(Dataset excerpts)
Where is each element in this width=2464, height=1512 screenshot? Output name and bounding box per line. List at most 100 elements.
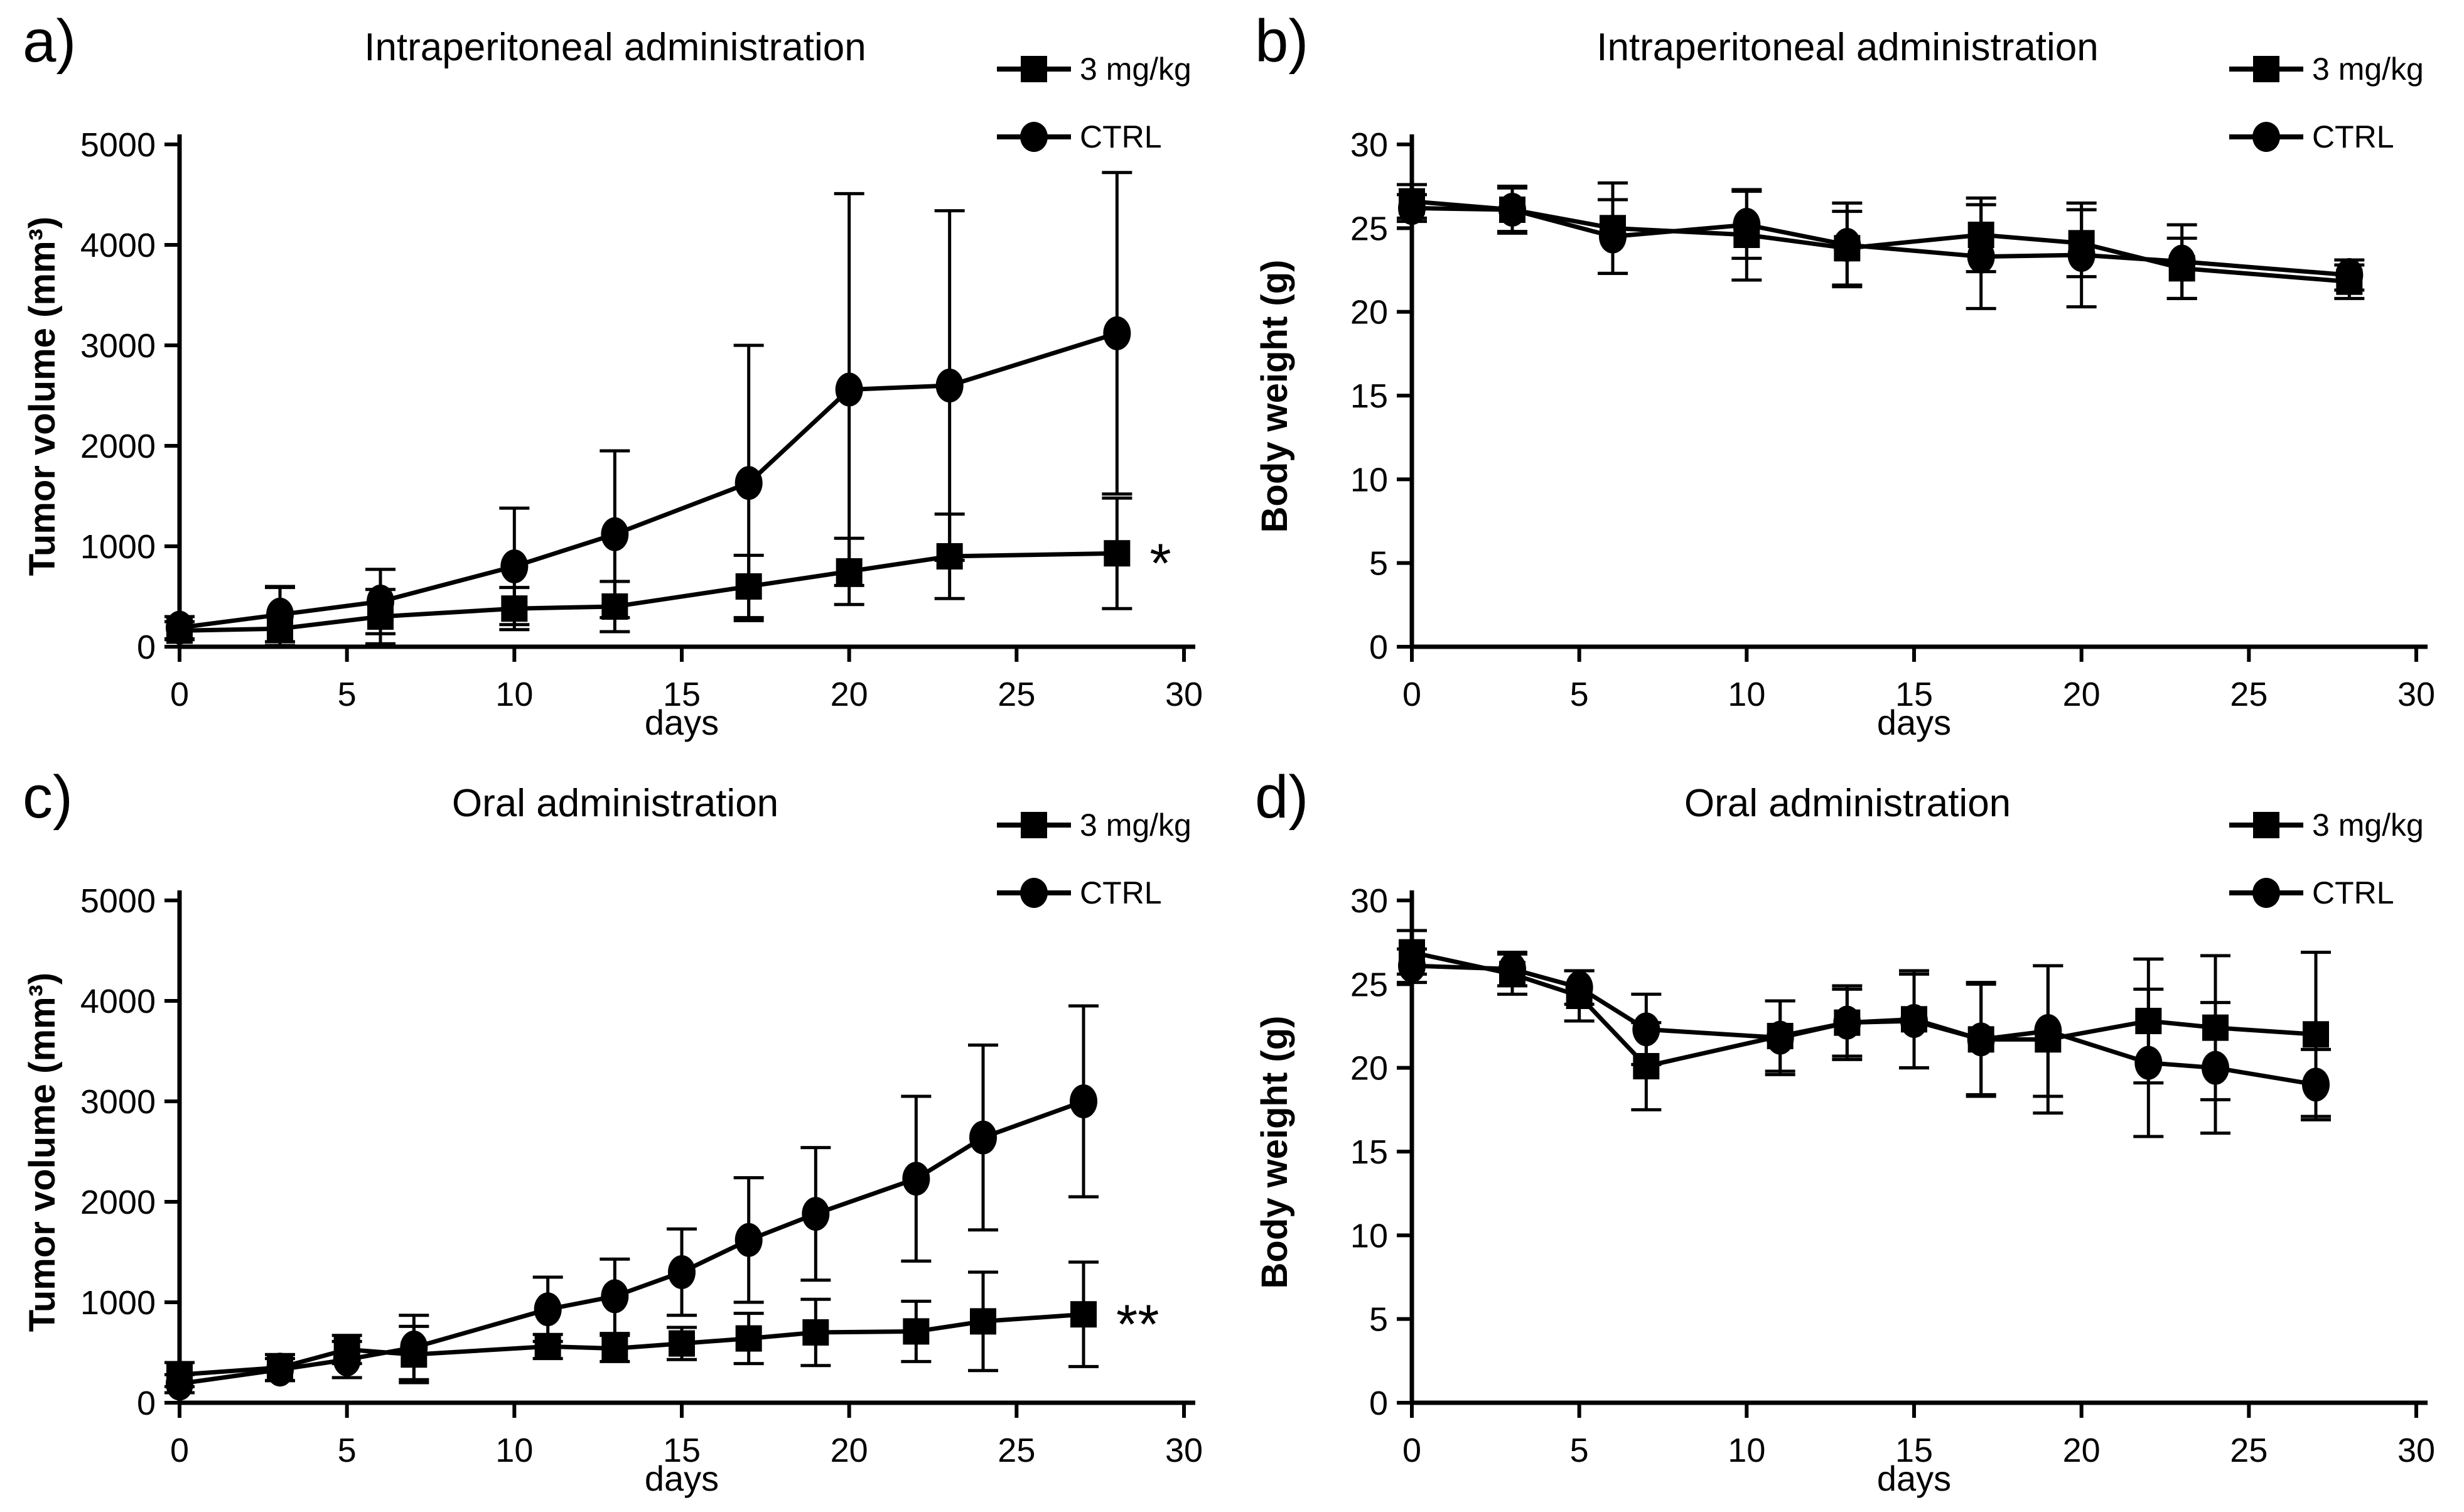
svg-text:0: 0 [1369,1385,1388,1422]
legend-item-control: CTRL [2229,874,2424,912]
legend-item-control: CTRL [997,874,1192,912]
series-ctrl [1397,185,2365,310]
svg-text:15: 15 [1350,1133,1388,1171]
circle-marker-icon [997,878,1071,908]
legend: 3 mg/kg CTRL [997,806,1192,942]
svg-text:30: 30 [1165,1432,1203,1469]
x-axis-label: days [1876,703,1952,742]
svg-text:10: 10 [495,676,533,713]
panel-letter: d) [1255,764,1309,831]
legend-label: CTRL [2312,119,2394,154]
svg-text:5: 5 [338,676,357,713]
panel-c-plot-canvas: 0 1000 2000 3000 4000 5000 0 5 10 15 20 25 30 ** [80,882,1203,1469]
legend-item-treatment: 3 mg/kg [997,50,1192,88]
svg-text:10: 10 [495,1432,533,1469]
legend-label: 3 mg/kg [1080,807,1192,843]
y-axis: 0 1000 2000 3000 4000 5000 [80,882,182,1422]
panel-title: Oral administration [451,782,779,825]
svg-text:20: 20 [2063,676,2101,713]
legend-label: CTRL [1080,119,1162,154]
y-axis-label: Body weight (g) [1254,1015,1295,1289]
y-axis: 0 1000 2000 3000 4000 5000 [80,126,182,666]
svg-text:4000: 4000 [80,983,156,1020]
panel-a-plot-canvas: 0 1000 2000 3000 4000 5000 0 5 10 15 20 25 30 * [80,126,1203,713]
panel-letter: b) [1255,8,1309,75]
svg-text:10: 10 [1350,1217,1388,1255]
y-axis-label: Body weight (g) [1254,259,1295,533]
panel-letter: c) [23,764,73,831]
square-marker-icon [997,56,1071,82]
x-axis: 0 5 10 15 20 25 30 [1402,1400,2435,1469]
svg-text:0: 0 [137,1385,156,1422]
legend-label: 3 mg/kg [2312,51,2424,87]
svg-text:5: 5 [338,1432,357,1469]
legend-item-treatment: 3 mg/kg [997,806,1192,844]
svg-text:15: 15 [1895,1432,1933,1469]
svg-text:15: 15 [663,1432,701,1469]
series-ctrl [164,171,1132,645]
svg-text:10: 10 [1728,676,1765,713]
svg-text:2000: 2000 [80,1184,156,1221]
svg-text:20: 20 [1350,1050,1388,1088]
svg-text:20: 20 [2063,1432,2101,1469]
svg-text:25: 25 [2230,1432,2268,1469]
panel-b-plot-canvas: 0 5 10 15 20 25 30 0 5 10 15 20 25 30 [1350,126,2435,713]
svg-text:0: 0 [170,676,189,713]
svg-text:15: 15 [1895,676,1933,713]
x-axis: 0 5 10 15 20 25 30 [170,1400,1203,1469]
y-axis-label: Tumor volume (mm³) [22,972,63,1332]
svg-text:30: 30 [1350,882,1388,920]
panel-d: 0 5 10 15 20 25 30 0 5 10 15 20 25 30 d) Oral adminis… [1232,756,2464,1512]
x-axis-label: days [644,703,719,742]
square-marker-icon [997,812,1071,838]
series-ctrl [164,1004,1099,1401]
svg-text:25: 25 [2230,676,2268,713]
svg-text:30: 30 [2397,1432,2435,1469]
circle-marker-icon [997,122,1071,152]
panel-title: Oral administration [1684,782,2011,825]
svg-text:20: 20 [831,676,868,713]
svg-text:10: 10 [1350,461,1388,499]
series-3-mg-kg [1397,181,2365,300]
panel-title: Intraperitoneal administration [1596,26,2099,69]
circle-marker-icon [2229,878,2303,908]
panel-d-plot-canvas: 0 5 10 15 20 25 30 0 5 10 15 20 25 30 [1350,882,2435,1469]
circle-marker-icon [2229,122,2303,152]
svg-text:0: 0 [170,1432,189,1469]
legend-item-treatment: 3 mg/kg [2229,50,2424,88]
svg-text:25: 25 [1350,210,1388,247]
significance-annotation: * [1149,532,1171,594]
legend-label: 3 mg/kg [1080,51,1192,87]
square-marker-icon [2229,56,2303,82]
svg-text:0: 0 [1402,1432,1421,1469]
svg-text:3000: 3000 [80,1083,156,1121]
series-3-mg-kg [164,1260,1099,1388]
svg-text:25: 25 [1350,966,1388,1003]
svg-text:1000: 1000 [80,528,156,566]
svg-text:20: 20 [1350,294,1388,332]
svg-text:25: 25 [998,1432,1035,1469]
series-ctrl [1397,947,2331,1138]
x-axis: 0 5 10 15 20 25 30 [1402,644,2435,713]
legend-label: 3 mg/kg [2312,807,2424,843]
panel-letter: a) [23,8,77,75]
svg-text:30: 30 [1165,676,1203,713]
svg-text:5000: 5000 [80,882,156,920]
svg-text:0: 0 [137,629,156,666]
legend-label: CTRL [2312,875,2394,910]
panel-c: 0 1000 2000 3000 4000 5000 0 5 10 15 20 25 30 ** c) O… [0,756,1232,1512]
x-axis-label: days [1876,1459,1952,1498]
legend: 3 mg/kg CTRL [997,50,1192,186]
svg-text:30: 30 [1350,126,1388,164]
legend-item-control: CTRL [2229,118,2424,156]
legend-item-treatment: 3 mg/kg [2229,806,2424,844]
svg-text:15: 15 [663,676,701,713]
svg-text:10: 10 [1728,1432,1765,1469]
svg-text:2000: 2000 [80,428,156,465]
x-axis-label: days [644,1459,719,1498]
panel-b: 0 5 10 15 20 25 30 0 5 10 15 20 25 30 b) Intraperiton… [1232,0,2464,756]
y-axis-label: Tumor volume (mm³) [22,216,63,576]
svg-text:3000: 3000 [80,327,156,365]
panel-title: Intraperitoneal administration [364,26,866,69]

(PROBLEM):
No picture belongs in the copy. Print every entry above exactly as it stands.

(EXPECTED ANSWER):
Where is each element in this width=2464, height=1512 screenshot? Output name and bounding box per line. List at most 100 elements.
svg-text:0: 0 [1369,1385,1388,1422]
legend-item-control: CTRL [2229,874,2424,912]
legend-item-control: CTRL [997,874,1192,912]
series-ctrl [1397,185,2365,310]
svg-text:15: 15 [1350,1133,1388,1171]
circle-marker-icon [997,878,1071,908]
legend: 3 mg/kg CTRL [997,806,1192,942]
svg-text:30: 30 [1165,1432,1203,1469]
x-axis-label: days [1876,703,1952,742]
svg-text:10: 10 [495,676,533,713]
panel-letter: d) [1255,764,1309,831]
legend-label: CTRL [2312,119,2394,154]
svg-text:5: 5 [338,676,357,713]
panel-c-plot-canvas: 0 1000 2000 3000 4000 5000 0 5 10 15 20 25 30 ** [80,882,1203,1469]
legend-item-treatment: 3 mg/kg [997,50,1192,88]
svg-text:10: 10 [495,1432,533,1469]
legend-label: 3 mg/kg [1080,807,1192,843]
y-axis: 0 1000 2000 3000 4000 5000 [80,882,182,1422]
panel-title: Oral administration [451,782,779,825]
svg-text:20: 20 [2063,676,2101,713]
legend-label: CTRL [1080,119,1162,154]
y-axis-label: Body weight (g) [1254,1015,1295,1289]
y-axis: 0 1000 2000 3000 4000 5000 [80,126,182,666]
svg-text:4000: 4000 [80,983,156,1020]
panel-a-plot-canvas: 0 1000 2000 3000 4000 5000 0 5 10 15 20 25 30 * [80,126,1203,713]
panel-letter: b) [1255,8,1309,75]
svg-text:10: 10 [1350,1217,1388,1255]
y-axis-label: Body weight (g) [1254,259,1295,533]
panel-letter: c) [23,764,73,831]
square-marker-icon [997,56,1071,82]
x-axis: 0 5 10 15 20 25 30 [1402,1400,2435,1469]
svg-text:0: 0 [137,1385,156,1422]
legend-label: 3 mg/kg [2312,51,2424,87]
svg-text:5: 5 [338,1432,357,1469]
legend-item-treatment: 3 mg/kg [997,806,1192,844]
svg-text:15: 15 [1895,1432,1933,1469]
svg-text:15: 15 [663,1432,701,1469]
series-ctrl [164,171,1132,645]
svg-text:10: 10 [1728,676,1765,713]
svg-text:2000: 2000 [80,1184,156,1221]
svg-text:20: 20 [1350,1050,1388,1088]
svg-text:20: 20 [2063,1432,2101,1469]
svg-text:25: 25 [2230,1432,2268,1469]
panel-b-plot-canvas: 0 5 10 15 20 25 30 0 5 10 15 20 25 30 [1350,126,2435,713]
svg-text:0: 0 [170,676,189,713]
svg-text:15: 15 [1895,676,1933,713]
x-axis: 0 5 10 15 20 25 30 [170,1400,1203,1469]
y-axis-label: Tumor volume (mm³) [22,972,63,1332]
svg-text:30: 30 [1350,882,1388,920]
panel-d: 0 5 10 15 20 25 30 0 5 10 15 20 25 30 d) Oral adminis… [1232,756,2464,1512]
x-axis-label: days [644,703,719,742]
square-marker-icon [997,812,1071,838]
series-ctrl [164,1004,1099,1401]
svg-text:25: 25 [2230,676,2268,713]
svg-text:30: 30 [2397,1432,2435,1469]
circle-marker-icon [997,122,1071,152]
panel-title: Oral administration [1684,782,2011,825]
svg-text:20: 20 [831,676,868,713]
svg-text:10: 10 [1350,461,1388,499]
series-3-mg-kg [1397,181,2365,300]
panel-title: Intraperitoneal administration [1596,26,2099,69]
circle-marker-icon [2229,878,2303,908]
panel-d-plot-canvas: 0 5 10 15 20 25 30 0 5 10 15 20 25 30 [1350,882,2435,1469]
circle-marker-icon [2229,122,2303,152]
svg-text:0: 0 [170,1432,189,1469]
legend-item-treatment: 3 mg/kg [2229,50,2424,88]
svg-text:25: 25 [1350,210,1388,247]
significance-annotation: * [1149,532,1171,594]
legend-label: 3 mg/kg [1080,51,1192,87]
square-marker-icon [2229,56,2303,82]
svg-text:0: 0 [1402,1432,1421,1469]
svg-text:3000: 3000 [80,1083,156,1121]
series-3-mg-kg [164,1260,1099,1388]
svg-text:25: 25 [1350,966,1388,1003]
svg-text:1000: 1000 [80,528,156,566]
svg-text:20: 20 [1350,294,1388,332]
svg-text:25: 25 [998,1432,1035,1469]
series-ctrl [1397,947,2331,1138]
x-axis: 0 5 10 15 20 25 30 [1402,644,2435,713]
legend-label: 3 mg/kg [2312,807,2424,843]
panel-letter: a) [23,8,77,75]
svg-text:30: 30 [1165,676,1203,713]
svg-text:5000: 5000 [80,882,156,920]
svg-text:0: 0 [137,629,156,666]
legend-label: CTRL [2312,875,2394,910]
panel-c: 0 1000 2000 3000 4000 5000 0 5 10 15 20 25 30 ** c) O… [0,756,1232,1512]
x-axis-label: days [1876,1459,1952,1498]
legend: 3 mg/kg CTRL [997,50,1192,186]
svg-text:30: 30 [1350,126,1388,164]
legend-item-control: CTRL [2229,118,2424,156]
legend-item-treatment: 3 mg/kg [2229,806,2424,844]
svg-text:15: 15 [663,676,701,713]
svg-text:10: 10 [1728,1432,1765,1469]
svg-text:2000: 2000 [80,428,156,465]
x-axis-label: days [644,1459,719,1498]
panel-b: 0 5 10 15 20 25 30 0 5 10 15 20 25 30 b) Intraperiton… [1232,0,2464,756]
y-axis-label: Tumor volume (mm³) [22,216,63,576]
svg-text:3000: 3000 [80,327,156,365]
panel-title: Intraperitoneal administration [364,26,866,69]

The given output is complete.